— BEGIN Extracted information —

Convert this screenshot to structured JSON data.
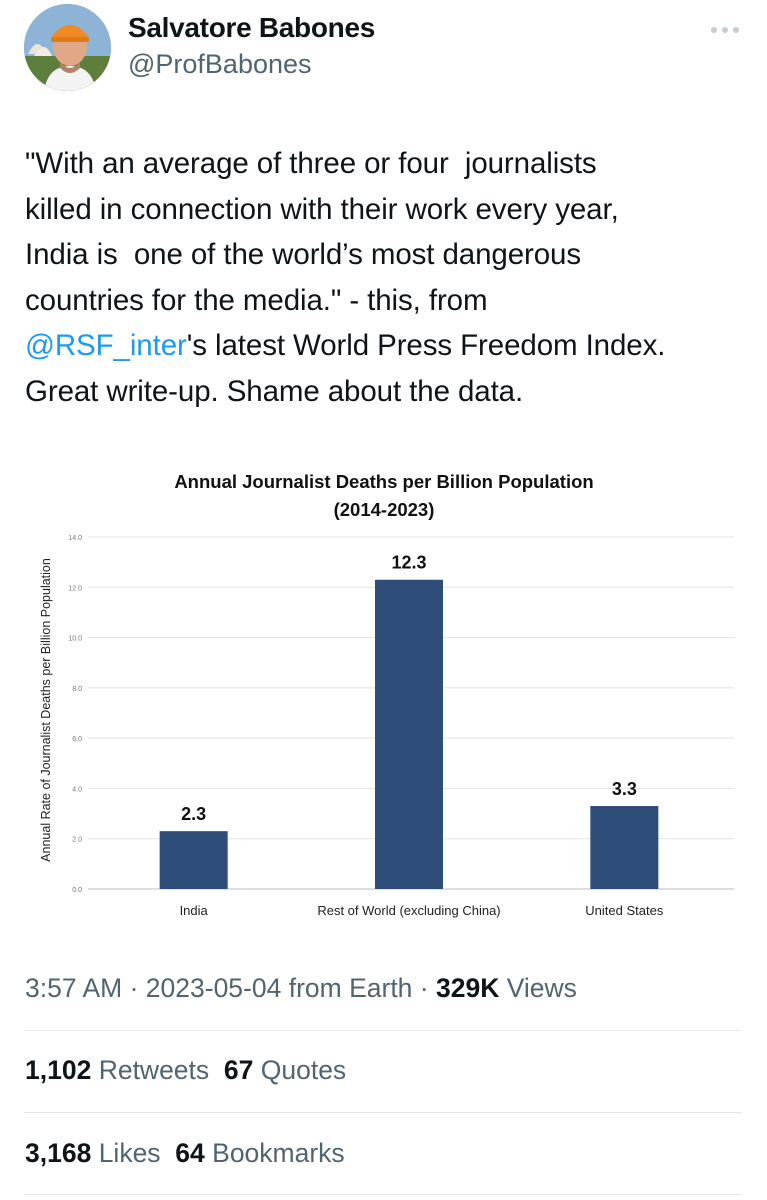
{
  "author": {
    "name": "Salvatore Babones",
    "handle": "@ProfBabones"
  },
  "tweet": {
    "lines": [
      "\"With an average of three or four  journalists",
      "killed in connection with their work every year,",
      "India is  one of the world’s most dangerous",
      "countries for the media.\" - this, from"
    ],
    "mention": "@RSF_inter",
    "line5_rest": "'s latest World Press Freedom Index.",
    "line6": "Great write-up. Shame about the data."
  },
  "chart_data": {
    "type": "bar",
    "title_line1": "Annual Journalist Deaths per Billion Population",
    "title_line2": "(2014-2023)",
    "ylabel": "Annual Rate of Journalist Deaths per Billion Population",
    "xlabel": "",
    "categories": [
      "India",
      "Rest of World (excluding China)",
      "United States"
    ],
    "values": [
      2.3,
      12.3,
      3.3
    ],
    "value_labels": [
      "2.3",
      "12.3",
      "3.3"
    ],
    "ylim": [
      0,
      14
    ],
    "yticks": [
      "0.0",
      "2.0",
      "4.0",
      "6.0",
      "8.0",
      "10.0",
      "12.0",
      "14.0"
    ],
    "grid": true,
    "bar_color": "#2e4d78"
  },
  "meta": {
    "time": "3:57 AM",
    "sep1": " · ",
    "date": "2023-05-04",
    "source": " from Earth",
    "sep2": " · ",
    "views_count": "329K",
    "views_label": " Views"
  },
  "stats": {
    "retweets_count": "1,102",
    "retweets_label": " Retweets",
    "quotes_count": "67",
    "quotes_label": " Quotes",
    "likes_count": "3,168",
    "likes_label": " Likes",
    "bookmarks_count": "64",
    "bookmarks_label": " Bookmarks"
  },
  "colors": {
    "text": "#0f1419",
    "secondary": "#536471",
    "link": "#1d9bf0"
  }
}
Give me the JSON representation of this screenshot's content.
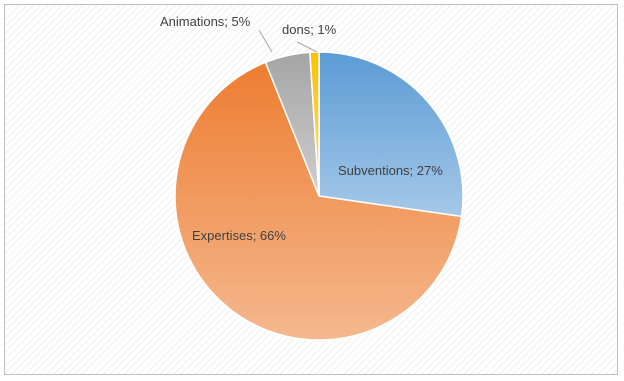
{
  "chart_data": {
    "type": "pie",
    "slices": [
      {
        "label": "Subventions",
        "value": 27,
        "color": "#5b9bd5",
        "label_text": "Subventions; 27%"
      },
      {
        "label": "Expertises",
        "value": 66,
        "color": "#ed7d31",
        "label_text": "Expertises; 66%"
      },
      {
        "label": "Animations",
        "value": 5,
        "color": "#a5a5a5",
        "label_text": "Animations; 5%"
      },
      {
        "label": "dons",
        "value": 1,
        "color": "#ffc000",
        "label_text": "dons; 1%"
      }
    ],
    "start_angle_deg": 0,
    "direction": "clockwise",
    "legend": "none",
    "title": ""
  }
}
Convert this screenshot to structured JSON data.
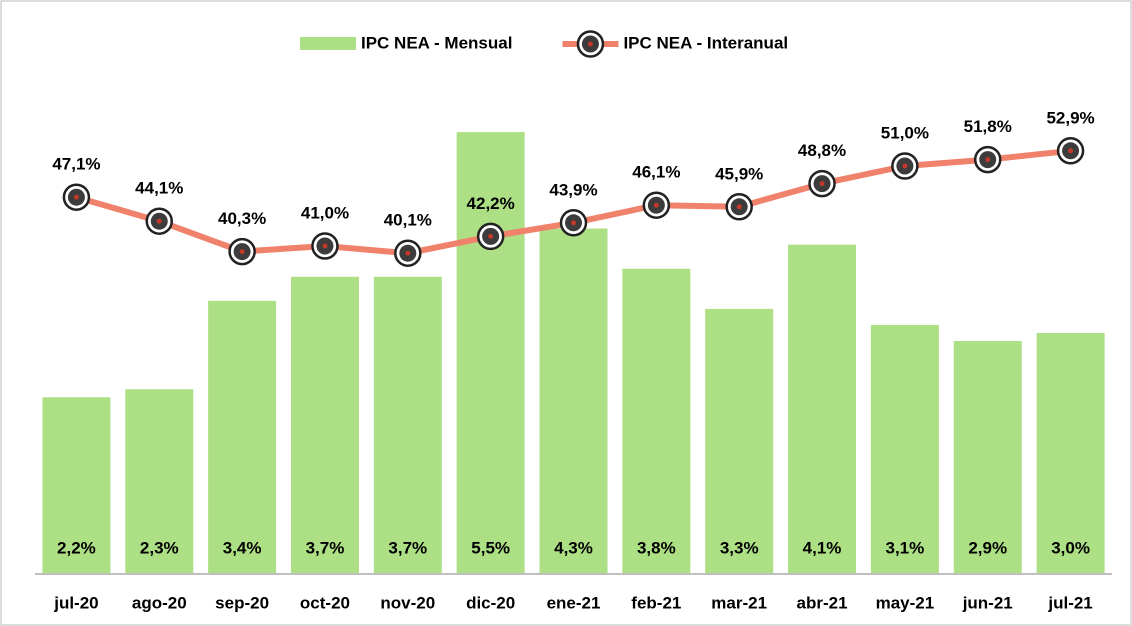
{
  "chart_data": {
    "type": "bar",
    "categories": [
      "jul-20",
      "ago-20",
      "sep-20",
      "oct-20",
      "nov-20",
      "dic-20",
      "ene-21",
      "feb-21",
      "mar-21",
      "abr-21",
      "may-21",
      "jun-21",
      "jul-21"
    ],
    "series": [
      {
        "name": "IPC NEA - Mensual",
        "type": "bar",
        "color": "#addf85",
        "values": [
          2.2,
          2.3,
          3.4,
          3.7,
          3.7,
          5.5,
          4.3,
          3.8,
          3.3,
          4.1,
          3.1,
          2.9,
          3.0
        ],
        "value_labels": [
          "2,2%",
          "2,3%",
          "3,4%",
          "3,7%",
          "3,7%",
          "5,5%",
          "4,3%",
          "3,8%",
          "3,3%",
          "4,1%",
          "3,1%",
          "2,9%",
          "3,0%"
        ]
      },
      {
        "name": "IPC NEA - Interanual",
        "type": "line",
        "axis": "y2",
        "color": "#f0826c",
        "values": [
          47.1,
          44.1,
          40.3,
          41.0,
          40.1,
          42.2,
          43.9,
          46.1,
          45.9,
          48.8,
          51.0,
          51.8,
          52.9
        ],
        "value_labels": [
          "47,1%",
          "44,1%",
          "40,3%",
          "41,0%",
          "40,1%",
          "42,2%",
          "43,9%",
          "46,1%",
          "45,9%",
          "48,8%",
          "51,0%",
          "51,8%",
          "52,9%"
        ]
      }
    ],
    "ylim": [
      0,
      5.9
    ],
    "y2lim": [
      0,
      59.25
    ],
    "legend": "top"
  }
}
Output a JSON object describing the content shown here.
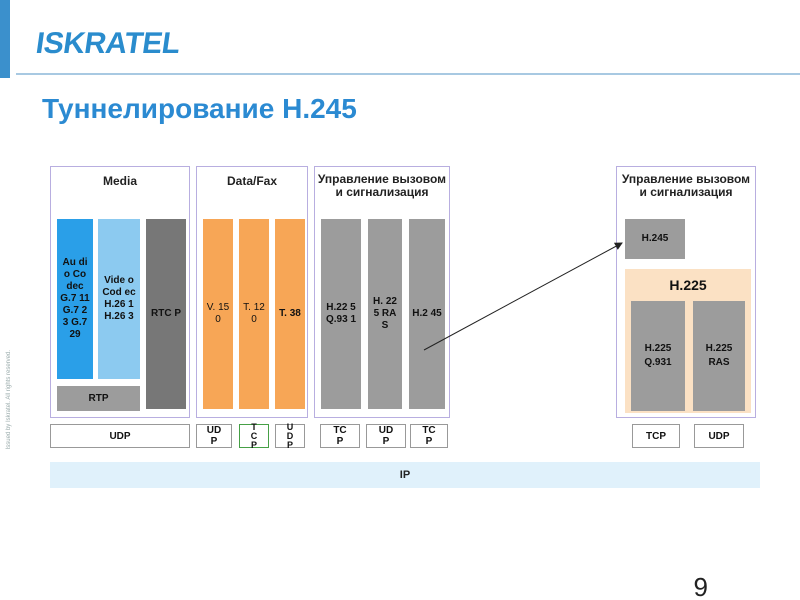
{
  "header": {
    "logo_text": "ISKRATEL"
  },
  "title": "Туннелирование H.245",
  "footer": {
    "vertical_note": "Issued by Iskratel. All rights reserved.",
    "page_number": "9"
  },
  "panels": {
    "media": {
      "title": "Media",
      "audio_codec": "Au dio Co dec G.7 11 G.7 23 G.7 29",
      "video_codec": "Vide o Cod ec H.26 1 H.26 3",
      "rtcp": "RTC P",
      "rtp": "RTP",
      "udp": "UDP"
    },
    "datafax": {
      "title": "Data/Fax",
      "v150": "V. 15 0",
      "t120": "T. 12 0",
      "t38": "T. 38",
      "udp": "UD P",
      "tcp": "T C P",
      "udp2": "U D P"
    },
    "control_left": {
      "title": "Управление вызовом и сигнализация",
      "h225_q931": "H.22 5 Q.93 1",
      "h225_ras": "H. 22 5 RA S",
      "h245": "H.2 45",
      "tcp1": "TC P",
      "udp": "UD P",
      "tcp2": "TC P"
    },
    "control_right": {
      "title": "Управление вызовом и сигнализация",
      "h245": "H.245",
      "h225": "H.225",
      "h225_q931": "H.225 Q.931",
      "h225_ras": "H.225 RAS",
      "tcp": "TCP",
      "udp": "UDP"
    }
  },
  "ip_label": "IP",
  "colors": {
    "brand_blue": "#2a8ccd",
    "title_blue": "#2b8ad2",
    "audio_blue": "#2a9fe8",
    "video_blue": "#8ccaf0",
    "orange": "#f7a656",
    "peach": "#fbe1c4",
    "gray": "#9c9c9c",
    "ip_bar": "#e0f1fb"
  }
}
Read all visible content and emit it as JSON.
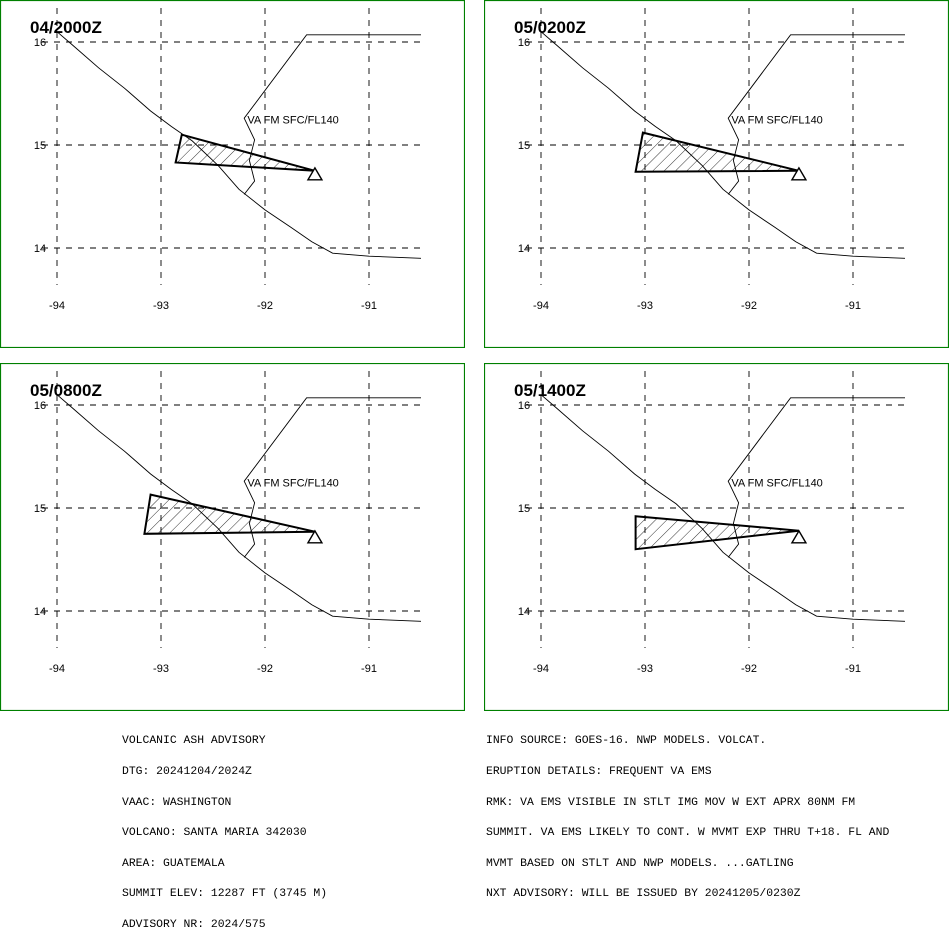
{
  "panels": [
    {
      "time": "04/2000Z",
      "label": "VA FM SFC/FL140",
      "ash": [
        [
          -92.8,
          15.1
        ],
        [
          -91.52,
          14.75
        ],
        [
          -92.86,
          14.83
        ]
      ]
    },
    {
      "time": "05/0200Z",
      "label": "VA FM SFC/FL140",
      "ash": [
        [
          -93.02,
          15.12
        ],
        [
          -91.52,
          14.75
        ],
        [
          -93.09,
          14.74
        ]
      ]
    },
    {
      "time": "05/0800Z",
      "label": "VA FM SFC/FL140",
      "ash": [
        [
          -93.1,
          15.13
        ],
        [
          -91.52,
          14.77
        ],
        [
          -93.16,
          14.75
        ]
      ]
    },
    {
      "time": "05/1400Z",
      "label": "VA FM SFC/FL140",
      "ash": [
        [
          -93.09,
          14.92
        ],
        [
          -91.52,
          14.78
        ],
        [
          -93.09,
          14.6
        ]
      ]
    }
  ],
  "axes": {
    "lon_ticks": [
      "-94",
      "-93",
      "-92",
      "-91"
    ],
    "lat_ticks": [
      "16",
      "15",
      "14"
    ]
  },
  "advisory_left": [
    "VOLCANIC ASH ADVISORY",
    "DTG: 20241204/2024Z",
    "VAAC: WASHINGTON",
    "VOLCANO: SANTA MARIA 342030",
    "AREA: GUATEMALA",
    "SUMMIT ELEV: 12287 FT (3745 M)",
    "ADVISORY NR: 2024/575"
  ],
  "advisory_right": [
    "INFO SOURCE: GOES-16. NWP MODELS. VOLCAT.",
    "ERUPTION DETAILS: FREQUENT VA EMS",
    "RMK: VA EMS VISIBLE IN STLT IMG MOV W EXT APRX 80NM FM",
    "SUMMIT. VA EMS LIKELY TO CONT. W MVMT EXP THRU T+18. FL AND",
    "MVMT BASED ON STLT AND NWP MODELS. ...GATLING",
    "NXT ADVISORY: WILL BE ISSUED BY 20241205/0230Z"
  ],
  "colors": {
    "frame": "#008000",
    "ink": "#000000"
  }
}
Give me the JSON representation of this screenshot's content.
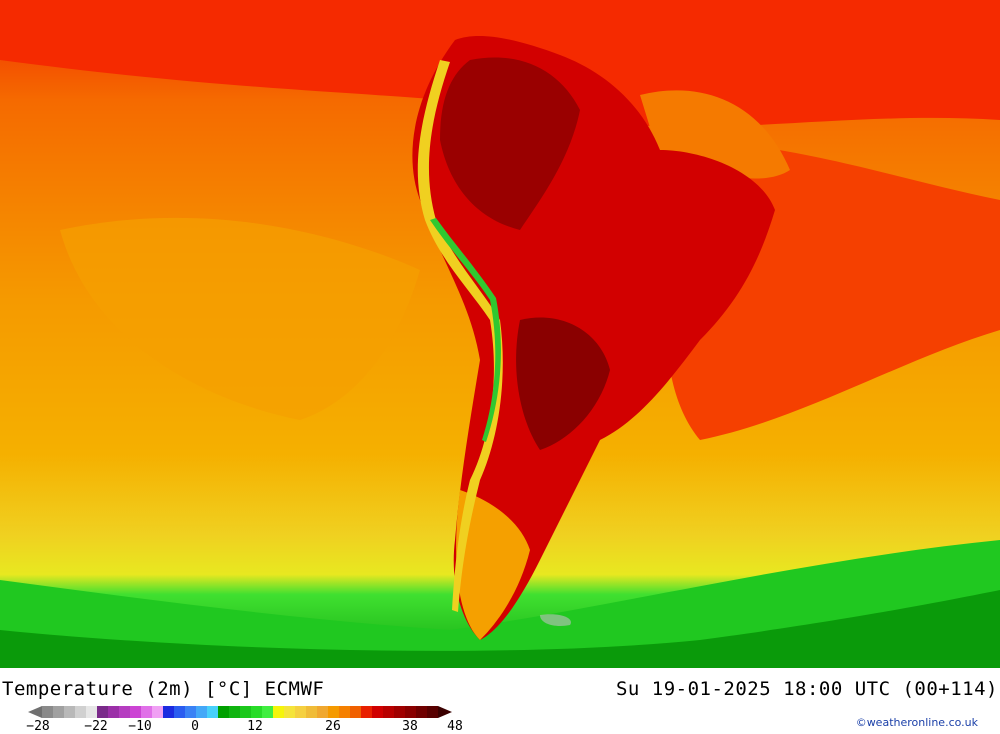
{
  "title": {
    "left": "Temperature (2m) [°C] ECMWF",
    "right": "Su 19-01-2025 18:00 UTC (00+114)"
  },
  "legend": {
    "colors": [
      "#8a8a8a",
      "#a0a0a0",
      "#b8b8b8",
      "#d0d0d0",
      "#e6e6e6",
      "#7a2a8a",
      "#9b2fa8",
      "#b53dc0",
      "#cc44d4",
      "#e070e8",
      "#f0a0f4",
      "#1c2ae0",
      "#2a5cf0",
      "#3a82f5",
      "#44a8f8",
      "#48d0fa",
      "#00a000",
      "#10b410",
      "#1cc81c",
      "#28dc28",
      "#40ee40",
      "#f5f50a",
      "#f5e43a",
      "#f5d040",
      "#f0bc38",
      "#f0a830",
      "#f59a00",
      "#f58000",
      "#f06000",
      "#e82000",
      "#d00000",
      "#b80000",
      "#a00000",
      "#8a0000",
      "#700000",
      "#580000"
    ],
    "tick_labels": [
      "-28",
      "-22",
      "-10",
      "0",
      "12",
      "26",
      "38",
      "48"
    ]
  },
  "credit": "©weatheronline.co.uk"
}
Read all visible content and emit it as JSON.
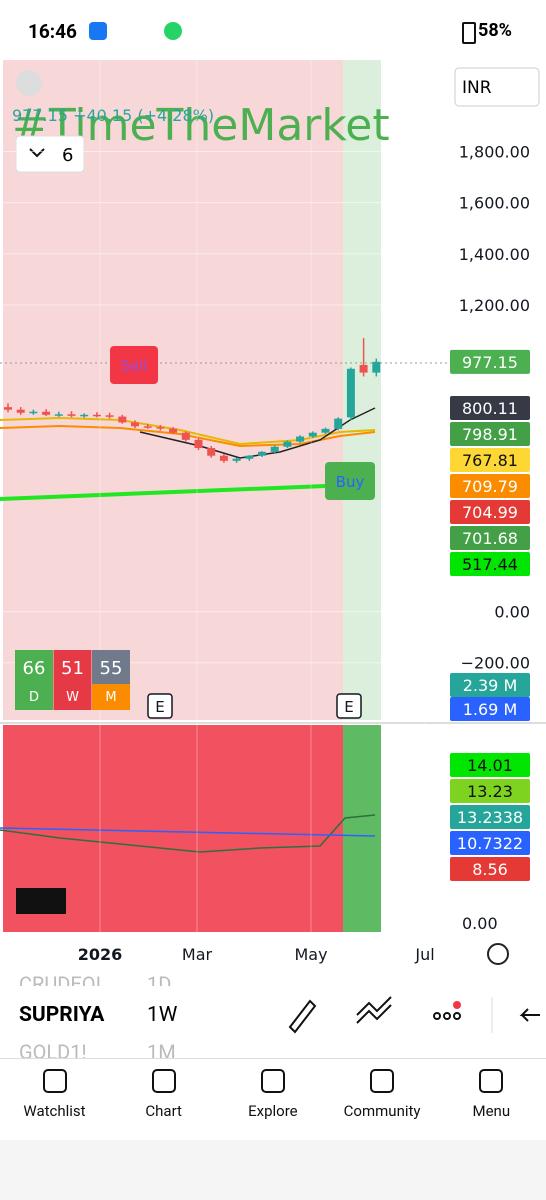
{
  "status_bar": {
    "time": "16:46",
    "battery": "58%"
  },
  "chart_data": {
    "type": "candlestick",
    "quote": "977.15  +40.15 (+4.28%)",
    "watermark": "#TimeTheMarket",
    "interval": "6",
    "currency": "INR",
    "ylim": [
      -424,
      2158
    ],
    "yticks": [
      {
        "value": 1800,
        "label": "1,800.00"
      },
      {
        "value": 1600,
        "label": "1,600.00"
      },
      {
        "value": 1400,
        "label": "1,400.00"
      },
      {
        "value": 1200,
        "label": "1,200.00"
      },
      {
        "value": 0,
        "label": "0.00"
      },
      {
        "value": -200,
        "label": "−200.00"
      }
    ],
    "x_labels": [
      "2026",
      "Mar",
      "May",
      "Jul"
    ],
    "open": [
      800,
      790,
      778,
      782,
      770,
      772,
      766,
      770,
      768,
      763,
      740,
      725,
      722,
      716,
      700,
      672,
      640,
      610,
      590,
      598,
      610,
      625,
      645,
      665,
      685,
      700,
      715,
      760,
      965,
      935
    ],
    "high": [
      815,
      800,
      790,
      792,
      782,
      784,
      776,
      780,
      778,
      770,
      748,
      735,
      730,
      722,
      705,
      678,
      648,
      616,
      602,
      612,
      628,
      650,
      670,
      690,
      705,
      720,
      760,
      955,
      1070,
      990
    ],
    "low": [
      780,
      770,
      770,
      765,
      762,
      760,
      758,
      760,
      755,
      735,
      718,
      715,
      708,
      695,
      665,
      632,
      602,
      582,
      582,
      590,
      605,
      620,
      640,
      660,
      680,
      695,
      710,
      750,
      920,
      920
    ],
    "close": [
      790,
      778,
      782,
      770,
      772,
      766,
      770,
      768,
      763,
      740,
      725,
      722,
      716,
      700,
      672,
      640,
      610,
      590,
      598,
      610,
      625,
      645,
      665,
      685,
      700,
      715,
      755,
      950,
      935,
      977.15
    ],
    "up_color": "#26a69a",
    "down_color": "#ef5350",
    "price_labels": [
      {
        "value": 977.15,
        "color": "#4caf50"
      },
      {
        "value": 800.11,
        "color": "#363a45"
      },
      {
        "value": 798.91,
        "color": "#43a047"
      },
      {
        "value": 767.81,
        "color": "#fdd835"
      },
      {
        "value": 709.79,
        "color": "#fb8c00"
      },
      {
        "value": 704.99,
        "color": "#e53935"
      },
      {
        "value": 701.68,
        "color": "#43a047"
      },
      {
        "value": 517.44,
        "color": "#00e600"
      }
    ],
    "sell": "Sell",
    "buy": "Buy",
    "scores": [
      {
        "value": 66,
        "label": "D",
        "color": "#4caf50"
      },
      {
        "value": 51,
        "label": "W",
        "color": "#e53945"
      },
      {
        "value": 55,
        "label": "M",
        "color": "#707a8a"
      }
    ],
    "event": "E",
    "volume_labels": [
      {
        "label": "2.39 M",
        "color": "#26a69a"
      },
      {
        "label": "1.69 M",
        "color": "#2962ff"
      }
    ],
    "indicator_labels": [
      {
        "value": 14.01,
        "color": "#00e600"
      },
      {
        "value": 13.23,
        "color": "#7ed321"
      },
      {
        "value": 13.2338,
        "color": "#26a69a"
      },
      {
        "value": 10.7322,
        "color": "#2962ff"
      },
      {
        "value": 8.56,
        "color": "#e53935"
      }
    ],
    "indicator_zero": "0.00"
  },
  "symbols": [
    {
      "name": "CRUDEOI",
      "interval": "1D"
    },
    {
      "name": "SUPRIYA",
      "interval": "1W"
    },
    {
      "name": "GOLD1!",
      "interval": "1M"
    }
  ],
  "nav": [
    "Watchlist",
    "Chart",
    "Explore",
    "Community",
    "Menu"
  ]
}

— END Extracted information —

**Task brief:** Identify every line above with the string "type" in it. Copy those lines.

**Reply to the task:**
    "type": "bar",
    "type": "pie",
    "type": "bar",
        "type": "bar",
        "type": "line",
    "type": "candlestick",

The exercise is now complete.